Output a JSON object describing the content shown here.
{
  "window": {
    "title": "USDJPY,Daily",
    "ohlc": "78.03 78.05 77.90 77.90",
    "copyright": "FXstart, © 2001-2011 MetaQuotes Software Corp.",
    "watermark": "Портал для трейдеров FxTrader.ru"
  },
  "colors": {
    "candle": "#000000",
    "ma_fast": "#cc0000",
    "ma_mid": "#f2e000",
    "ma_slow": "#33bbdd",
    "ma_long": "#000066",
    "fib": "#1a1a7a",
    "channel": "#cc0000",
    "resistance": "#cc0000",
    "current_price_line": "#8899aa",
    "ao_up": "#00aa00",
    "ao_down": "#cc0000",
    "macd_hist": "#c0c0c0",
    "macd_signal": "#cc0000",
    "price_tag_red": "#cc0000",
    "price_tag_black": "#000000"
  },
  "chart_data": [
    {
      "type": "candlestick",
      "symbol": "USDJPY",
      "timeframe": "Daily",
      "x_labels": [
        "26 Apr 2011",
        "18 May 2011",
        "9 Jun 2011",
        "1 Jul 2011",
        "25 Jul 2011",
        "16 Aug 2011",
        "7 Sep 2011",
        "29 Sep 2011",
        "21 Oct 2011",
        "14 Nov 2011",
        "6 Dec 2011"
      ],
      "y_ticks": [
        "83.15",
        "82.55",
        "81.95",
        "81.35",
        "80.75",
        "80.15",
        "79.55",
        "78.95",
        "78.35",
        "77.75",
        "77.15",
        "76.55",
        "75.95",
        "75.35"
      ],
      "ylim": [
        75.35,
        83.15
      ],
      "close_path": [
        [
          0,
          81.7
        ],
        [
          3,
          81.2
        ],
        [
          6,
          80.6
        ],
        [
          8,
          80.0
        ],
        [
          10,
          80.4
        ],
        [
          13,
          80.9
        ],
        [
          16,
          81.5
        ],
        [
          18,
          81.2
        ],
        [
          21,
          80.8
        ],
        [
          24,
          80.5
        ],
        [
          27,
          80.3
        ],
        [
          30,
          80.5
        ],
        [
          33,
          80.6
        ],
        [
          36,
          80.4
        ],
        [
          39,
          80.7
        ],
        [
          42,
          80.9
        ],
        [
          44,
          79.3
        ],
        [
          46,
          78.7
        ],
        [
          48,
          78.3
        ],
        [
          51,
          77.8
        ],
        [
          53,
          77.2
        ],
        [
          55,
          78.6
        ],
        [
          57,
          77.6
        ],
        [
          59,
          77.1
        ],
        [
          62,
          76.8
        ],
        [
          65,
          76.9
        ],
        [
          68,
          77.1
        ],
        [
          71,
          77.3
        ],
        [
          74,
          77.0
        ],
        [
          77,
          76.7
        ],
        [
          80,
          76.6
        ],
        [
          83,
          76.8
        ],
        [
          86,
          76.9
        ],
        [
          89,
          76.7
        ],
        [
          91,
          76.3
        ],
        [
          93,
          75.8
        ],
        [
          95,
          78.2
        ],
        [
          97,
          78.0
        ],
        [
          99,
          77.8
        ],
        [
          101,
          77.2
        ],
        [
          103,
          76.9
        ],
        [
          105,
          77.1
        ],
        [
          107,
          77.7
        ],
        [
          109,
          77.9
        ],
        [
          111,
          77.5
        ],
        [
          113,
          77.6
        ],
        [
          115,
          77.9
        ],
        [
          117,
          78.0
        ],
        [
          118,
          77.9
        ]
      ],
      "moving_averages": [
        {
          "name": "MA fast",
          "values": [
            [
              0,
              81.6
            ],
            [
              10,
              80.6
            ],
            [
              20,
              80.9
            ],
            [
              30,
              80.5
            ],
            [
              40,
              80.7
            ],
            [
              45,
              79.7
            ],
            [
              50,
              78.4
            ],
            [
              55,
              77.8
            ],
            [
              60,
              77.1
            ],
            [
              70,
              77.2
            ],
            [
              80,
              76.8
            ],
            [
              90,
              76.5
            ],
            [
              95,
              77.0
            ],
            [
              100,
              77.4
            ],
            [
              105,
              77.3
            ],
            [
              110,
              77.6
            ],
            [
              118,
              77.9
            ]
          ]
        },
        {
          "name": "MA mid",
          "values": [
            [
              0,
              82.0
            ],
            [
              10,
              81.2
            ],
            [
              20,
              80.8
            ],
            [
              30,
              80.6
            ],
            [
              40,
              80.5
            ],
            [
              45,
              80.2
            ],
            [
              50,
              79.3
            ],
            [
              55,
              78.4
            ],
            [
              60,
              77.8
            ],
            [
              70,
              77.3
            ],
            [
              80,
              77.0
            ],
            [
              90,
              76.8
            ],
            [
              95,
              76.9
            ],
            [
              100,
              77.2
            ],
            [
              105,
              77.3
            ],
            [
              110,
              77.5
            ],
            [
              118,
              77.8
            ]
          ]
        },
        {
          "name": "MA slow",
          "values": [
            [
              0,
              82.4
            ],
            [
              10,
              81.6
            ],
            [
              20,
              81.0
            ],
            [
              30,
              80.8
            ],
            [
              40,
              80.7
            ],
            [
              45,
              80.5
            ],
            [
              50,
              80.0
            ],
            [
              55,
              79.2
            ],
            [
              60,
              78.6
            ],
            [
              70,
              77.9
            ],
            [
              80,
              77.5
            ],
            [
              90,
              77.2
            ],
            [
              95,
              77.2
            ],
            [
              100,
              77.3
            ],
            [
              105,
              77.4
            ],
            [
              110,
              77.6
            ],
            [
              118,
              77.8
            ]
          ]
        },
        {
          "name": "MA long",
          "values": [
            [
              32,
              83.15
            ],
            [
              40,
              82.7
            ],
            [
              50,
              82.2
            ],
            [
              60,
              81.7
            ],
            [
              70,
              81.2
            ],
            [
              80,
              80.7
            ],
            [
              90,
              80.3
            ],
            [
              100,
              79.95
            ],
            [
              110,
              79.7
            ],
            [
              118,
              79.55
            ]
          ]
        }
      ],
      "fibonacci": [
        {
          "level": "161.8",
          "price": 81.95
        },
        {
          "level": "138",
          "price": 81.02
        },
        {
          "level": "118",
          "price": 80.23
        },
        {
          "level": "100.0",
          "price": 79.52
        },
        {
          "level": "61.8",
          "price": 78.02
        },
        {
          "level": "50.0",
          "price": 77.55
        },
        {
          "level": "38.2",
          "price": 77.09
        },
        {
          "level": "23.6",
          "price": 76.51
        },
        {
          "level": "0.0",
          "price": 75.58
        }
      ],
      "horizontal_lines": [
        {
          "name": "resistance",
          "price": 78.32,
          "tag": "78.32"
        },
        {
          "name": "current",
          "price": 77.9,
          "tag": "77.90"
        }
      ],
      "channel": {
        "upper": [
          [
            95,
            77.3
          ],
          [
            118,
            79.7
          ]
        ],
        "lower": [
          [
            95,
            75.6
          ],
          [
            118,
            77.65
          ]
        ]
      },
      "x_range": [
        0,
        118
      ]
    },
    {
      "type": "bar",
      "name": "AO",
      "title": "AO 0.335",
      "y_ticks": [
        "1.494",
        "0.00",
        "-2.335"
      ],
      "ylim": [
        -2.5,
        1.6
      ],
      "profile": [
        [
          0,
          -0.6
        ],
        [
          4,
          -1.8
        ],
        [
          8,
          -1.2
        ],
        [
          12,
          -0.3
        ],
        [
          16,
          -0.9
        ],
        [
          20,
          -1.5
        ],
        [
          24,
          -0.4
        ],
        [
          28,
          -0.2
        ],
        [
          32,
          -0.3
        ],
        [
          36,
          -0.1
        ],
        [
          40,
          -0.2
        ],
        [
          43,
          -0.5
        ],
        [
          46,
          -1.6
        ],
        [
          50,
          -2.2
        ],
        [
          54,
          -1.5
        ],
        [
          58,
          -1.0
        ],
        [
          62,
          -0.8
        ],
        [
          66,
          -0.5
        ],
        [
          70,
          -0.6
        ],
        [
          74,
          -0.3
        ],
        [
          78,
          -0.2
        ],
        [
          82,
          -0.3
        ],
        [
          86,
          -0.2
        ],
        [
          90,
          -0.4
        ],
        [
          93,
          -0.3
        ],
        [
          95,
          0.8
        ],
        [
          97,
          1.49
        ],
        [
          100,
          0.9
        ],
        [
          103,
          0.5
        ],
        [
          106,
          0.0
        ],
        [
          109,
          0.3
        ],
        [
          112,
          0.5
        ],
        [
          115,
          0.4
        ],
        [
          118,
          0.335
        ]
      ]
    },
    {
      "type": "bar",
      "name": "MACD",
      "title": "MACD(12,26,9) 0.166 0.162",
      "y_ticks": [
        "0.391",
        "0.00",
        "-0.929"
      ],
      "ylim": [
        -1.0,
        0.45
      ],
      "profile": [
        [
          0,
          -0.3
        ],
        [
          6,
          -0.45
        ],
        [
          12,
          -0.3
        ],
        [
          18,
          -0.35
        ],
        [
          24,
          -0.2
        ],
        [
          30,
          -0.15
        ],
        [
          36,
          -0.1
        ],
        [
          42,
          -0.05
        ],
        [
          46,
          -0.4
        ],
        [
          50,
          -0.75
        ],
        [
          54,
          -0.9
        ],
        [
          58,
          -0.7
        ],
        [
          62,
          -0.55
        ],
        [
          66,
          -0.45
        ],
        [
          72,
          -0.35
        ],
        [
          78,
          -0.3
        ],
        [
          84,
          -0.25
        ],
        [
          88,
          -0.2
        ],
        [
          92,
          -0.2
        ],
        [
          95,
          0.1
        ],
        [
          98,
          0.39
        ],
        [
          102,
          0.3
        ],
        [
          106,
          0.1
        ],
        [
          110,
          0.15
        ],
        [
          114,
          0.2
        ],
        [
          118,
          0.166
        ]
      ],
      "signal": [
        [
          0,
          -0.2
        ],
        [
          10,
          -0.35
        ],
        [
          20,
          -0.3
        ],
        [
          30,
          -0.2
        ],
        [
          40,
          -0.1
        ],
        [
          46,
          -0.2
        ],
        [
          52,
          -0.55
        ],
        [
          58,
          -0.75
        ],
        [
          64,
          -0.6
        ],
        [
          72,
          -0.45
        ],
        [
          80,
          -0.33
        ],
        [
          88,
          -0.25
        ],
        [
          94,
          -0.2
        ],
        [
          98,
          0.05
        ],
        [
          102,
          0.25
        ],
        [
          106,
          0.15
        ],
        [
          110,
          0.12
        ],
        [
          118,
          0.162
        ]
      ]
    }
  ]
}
· · · · · · ·
What is required:
From the entries above, copy out every line where the string "Daily" appears.

Full response:
    "title": "USDJPY,Daily",
      "timeframe": "Daily",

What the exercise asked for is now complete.